# START OF Data extract
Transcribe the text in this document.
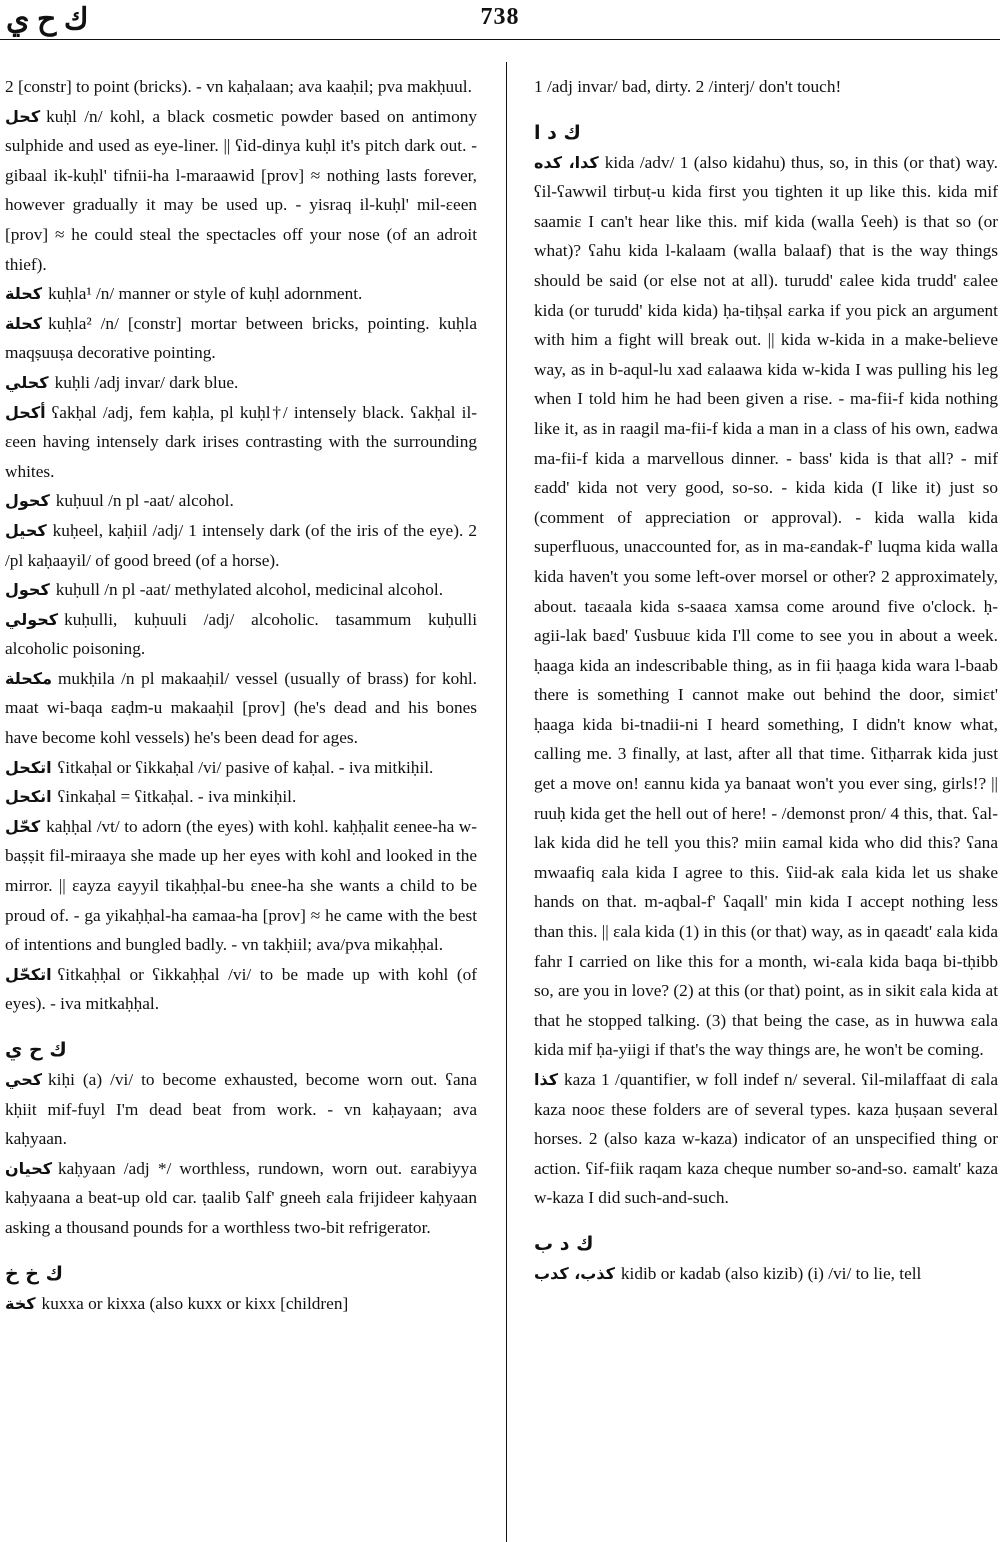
ك ح ي	738

2 [constr] to point (bricks). - vn kaḥalaan; ava kaaḥil; pva makḥuul.

كحل kuḥl /n/ kohl, a black cosmetic powder based on antimony sulphide and used as eye-liner. || ʕid-dinya kuḥl it's pitch dark out. - gibaal ik-kuḥl' tifnii-ha l-maraawid [prov] ≈ nothing lasts forever, however gradually it may be used up. - yisraq il-kuḥl' mil-ɛeen [prov] ≈ he could steal the spectacles off your nose (of an adroit thief).

كحلة kuḥla¹ /n/ manner or style of kuḥl adornment.

كحلة kuḥla² /n/ [constr] mortar between bricks, pointing. kuḥla maqṣuuṣa decorative pointing.

كحلي kuḥli /adj invar/ dark blue.

أكحل ʕakḥal /adj, fem kaḥla, pl kuḥl†/ intensely black. ʕakḥal il-ɛeen having intensely dark irises contrasting with the surrounding whites.

كحول kuḥuul /n pl -aat/ alcohol.

كحيل kuḥeel, kaḥiil /adj/ 1 intensely dark (of the iris of the eye). 2 /pl kaḥaayil/ of good breed (of a horse).

كحول kuḥull /n pl -aat/ methylated alcohol, medicinal alcohol.

كحولي kuḥulli, kuḥuuli /adj/ alcoholic. tasammum kuḥulli alcoholic poisoning.

مكحلة mukḥila /n pl makaaḥil/ vessel (usually of brass) for kohl. maat wi-baqa ɛaḍm-u makaaḥil [prov] (he's dead and his bones have become kohl vessels) he's been dead for ages.

اتكحل ʕitkaḥal or ʕikkaḥal /vi/ pasive of kaḥal. - iva mitkiḥil.

انكحل ʕinkaḥal = ʕitkaḥal. - iva minkiḥil.

كحّل kaḥḥal /vt/ to adorn (the eyes) with kohl. kaḥḥalit ɛenee-ha w-baṣṣit fil-miraaya she made up her eyes with kohl and looked in the mirror. || ɛayza ɛayyil tikaḥḥal-bu ɛnee-ha she wants a child to be proud of. - ga yikaḥḥal-ha ɛamaa-ha [prov] ≈ he came with the best of intentions and bungled badly. - vn takḥiil; ava/pva mikaḥḥal.

اتكحّل ʕitkaḥḥal or ʕikkaḥḥal /vi/ to be made up with kohl (of eyes). - iva mitkaḥḥal.

ك ح ي

كحي kiḥi (a) /vi/ to become exhausted, become worn out. ʕana kḥiit mif-fuyl I'm dead beat from work. - vn kaḥayaan; ava kaḥyaan.

كحيان kaḥyaan /adj */ worthless, rundown, worn out. ɛarabiyya kaḥyaana a beat-up old car. ṭaalib ʕalf' gneeh ɛala frijideer kaḥyaan asking a thousand pounds for a worthless two-bit refrigerator.

ك خ خ

كخة kuxxa or kixxa (also kuxx or kixx [children]

1 /adj invar/ bad, dirty. 2 /interj/ don't touch!

ك د ا

كدا، كده kida /adv/ 1 (also kidahu) thus, so, in this (or that) way. ʕil-ʕawwil tirbuṭ-u kida first you tighten it up like this. kida mif saamiɛ I can't hear like this. mif kida (walla ʕeeh) is that so (or what)? ʕahu kida l-kalaam (walla balaaf) that is the way things should be said (or else not at all). turudd' ɛalee kida trudd' ɛalee kida (or turudd' kida kida) ḥa-tiḥṣal ɛarka if you pick an argument with him a fight will break out. || kida w-kida in a make-believe way, as in b-aqul-lu xad ɛalaawa kida w-kida I was pulling his leg when I told him he had been given a rise. - ma-fii-f kida nothing like it, as in raagil ma-fii-f kida a man in a class of his own, ɛadwa ma-fii-f kida a marvellous dinner. - bass' kida is that all? - mif ɛadd' kida not very good, so-so. - kida kida (I like it) just so (comment of appreciation or approval). - kida walla kida superfluous, unaccounted for, as in ma-ɛandak-f' luqma kida walla kida haven't you some left-over morsel or other? 2 approximately, about. taɛaala kida s-saaɛa xamsa come around five o'clock. ḥ-agii-lak baɛd' ʕusbuuɛ kida I'll come to see you in about a week. ḥaaga kida an indescribable thing, as in fii ḥaaga kida wara l-baab there is something I cannot make out behind the door, simiɛt' ḥaaga kida bi-tnadii-ni I heard something, I didn't know what, calling me. 3 finally, at last, after all that time. ʕitḥarrak kida just get a move on! ɛannu kida ya banaat won't you ever sing, girls!? || ruuḥ kida get the hell out of here! - /demonst pron/ 4 this, that. ʕal-lak kida did he tell you this? miin ɛamal kida who did this? ʕana mwaafiq ɛala kida I agree to this. ʕiid-ak ɛala kida let us shake hands on that. m-aqbal-f' ʕaqall' min kida I accept nothing less than this. || ɛala kida (1) in this (or that) way, as in qaɛadt' ɛala kida fahr I carried on like this for a month, wi-ɛala kida baqa bi-tḥibb so, are you in love? (2) at this (or that) point, as in sikit ɛala kida at that he stopped talking. (3) that being the case, as in huwwa ɛala kida mif ḥa-yiigi if that's the way things are, he won't be coming.

كذا kaza 1 /quantifier, w foll indef n/ several. ʕil-milaffaat di ɛala kaza nooɛ these folders are of several types. kaza ḥuṣaan several horses. 2 (also kaza w-kaza) indicator of an unspecified thing or action. ʕif-fiik raqam kaza cheque number so-and-so. ɛamalt' kaza w-kaza I did such-and-such.

ك د ب

كذب، كدب kidib or kadab (also kizib) (i) /vi/ to lie, tell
# END OF Data extract
» **What is asked**
In the entries above, find lines with "intensely" and copy each.

» **Answer to this exercise**
أكحل ʕakḥal /adj, fem kaḥla, pl kuḥl†/ intensely black. ʕakḥal il-ɛeen having intensely dark irises contrasting with the surrounding whites.
كحيل kuḥeel, kaḥiil /adj/ 1 intensely dark (of the iris of the eye). 2 /pl kaḥaayil/ of good breed (of a horse).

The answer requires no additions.